▸ Problem requirements
Go through the data below. List every line that holds the word "this".

Stored items:
---+---

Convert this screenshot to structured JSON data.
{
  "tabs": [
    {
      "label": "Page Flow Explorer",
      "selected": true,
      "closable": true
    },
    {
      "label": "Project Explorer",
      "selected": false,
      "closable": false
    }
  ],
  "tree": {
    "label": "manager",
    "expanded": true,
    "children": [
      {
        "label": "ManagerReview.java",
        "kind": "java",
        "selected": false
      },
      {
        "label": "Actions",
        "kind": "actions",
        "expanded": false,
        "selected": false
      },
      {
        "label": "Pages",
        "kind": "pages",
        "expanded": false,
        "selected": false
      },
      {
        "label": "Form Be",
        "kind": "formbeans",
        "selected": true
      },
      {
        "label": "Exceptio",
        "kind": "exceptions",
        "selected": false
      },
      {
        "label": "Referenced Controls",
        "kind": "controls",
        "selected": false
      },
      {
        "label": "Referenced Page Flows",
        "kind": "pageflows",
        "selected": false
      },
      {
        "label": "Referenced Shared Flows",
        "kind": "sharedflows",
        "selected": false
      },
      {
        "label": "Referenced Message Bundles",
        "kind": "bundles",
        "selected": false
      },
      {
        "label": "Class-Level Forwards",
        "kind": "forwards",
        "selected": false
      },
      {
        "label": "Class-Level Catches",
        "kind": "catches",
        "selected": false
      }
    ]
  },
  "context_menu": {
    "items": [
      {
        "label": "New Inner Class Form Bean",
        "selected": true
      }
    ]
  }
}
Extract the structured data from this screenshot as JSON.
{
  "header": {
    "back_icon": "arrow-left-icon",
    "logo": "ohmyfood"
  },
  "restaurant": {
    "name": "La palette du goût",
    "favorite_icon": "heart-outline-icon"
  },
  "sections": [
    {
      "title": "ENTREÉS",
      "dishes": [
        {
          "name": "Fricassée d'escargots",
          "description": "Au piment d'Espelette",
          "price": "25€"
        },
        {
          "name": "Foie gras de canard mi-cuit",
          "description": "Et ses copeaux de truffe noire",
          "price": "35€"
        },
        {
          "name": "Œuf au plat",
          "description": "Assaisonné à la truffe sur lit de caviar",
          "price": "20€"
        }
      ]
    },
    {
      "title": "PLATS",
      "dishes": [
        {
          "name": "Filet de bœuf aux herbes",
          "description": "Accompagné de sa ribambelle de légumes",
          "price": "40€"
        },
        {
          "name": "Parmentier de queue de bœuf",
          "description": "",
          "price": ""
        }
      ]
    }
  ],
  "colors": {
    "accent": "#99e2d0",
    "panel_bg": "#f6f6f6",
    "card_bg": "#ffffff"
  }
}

---+---

▸ Finished answer
Convert this screenshot to structured JSON data.
Extract the structured data from this screenshot as JSON.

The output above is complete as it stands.